## YOUR OBJECTIVE:
Show all lines holding the string "name".
>> start PROVIDED RECORDS
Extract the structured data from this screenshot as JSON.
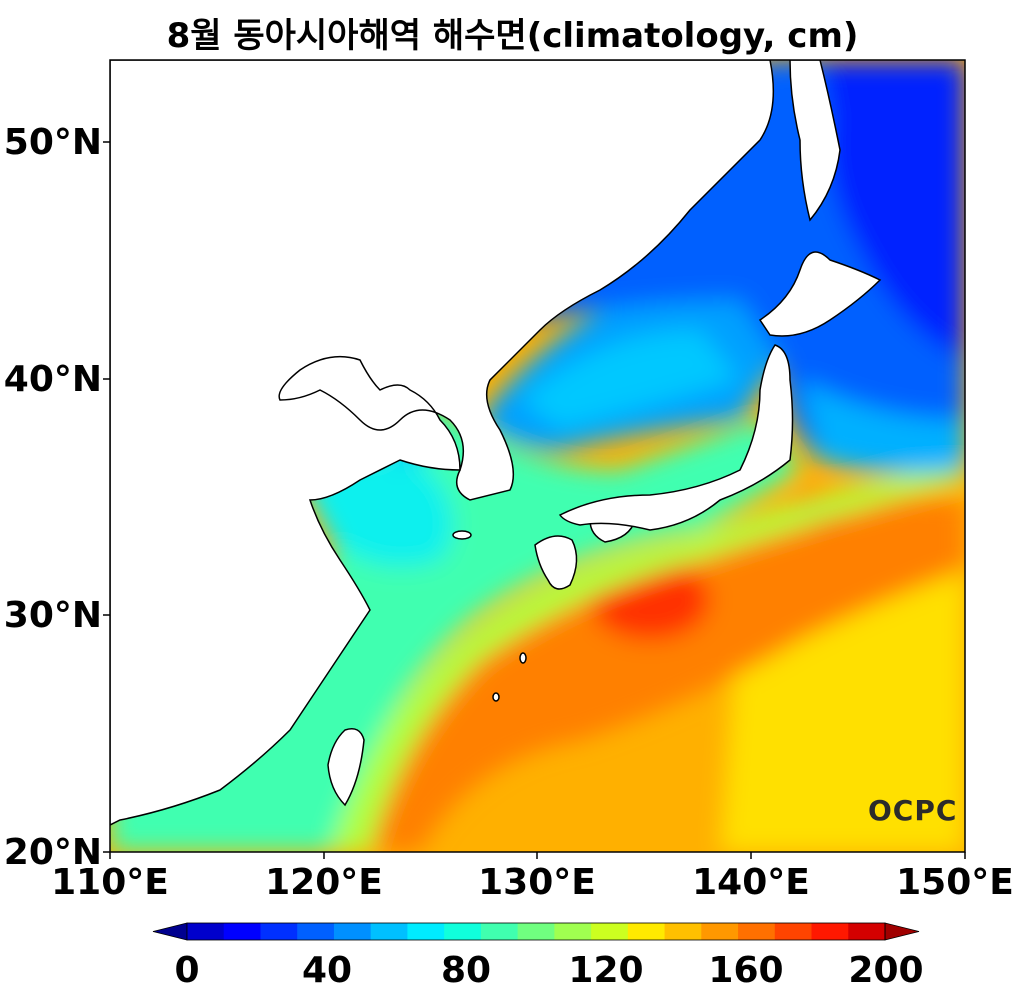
{
  "title": "8월 동아시아해역 해수면(climatology, cm)",
  "logo": "OCPC",
  "axes": {
    "y_ticks": [
      "50°N",
      "40°N",
      "30°N",
      "20°N"
    ],
    "x_ticks": [
      "110°E",
      "120°E",
      "130°E",
      "140°E",
      "150°E"
    ],
    "lat_range": [
      20,
      53.5
    ],
    "lon_range": [
      110,
      150
    ]
  },
  "colorbar": {
    "ticks": [
      "0",
      "40",
      "80",
      "120",
      "160",
      "200"
    ],
    "range": [
      0,
      200
    ],
    "step": 10,
    "extend": "both",
    "colors": [
      "#00008f",
      "#0000cc",
      "#0000ff",
      "#0030ff",
      "#0060ff",
      "#0090ff",
      "#00c0ff",
      "#00ecff",
      "#10ffdc",
      "#40ffaf",
      "#70ff80",
      "#a0ff50",
      "#ccff20",
      "#ffea00",
      "#ffc000",
      "#ff9800",
      "#ff7000",
      "#ff4400",
      "#ff1800",
      "#d40000",
      "#a00000"
    ]
  },
  "colors": {
    "land": "#ffffff",
    "coastline": "#000000",
    "kuroshio_peak": "#cc0000",
    "open_ocean": "#ffe000"
  }
}
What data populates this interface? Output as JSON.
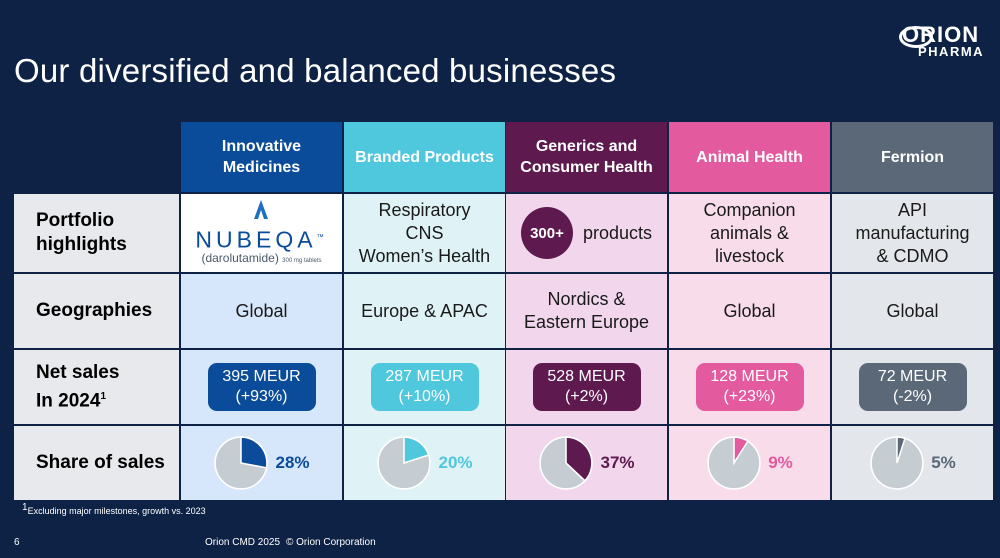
{
  "slide_title": "Our diversified and balanced businesses",
  "logo": {
    "line1": "ORION",
    "line2": "PHARMA"
  },
  "columns": [
    {
      "name": "Innovative Medicines",
      "head_color": "#0a4c9a",
      "bg": "#d6e6fb",
      "accent": "#0a4c9a",
      "portfolio": "",
      "geography": "Global",
      "net_sales": "395 MEUR",
      "growth": "(+93%)",
      "share": 28,
      "share_label": "28%"
    },
    {
      "name": "Branded Products",
      "head_color": "#4fc7dc",
      "bg": "#dff3f7",
      "accent": "#4fc7dc",
      "portfolio": "Respiratory\nCNS\nWomen’s Health",
      "geography": "Europe & APAC",
      "net_sales": "287 MEUR",
      "growth": "(+10%)",
      "share": 20,
      "share_label": "20%"
    },
    {
      "name": "Generics and Consumer Health",
      "head_color": "#5e1a4f",
      "bg": "#f1d6ec",
      "accent": "#5e1a4f",
      "portfolio": "products",
      "geography": "Nordics &\nEastern Europe",
      "net_sales": "528 MEUR",
      "growth": "(+2%)",
      "share": 37,
      "share_label": "37%"
    },
    {
      "name": "Animal Health",
      "head_color": "#e35a9f",
      "bg": "#f8dcea",
      "accent": "#e35a9f",
      "portfolio": "Companion\nanimals &\nlivestock",
      "geography": "Global",
      "net_sales": "128 MEUR",
      "growth": "(+23%)",
      "share": 9,
      "share_label": "9%"
    },
    {
      "name": "Fermion",
      "head_color": "#5a6878",
      "bg": "#e3e6ea",
      "accent": "#5a6878",
      "portfolio": "API\nmanufacturing\n& CDMO",
      "geography": "Global",
      "net_sales": "72 MEUR",
      "growth": "(-2%)",
      "share": 5,
      "share_label": "5%"
    }
  ],
  "row_labels": {
    "portfolio": "Portfolio\nhighlights",
    "geographies": "Geographies",
    "net_sales": "Net sales\nIn 2024",
    "net_sales_sup": "1",
    "share": "Share of sales"
  },
  "generics_badge": "300+",
  "nubeqa": {
    "brand": "NUBEQA",
    "tm": "™",
    "generic": "(darolutamide)",
    "dose": "300 mg tablets"
  },
  "footnote": {
    "sup": "1",
    "text": "Excluding major milestones, growth vs. 2023"
  },
  "footer": {
    "page": "6",
    "event": "Orion CMD 2025",
    "copyright": "© Orion Corporation"
  },
  "chart_data": {
    "type": "pie",
    "title": "Share of sales",
    "categories": [
      "Innovative Medicines",
      "Branded Products",
      "Generics and Consumer Health",
      "Animal Health",
      "Fermion"
    ],
    "values": [
      28,
      20,
      37,
      9,
      5
    ],
    "unit": "%"
  }
}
>> end PROVIDED RECORDS
## FINISHED EXERCISE:
      "name": "Innovative Medicines",
      "name": "Branded Products",
      "name": "Generics and Consumer Health",
      "name": "Animal Health",
      "name": "Fermion",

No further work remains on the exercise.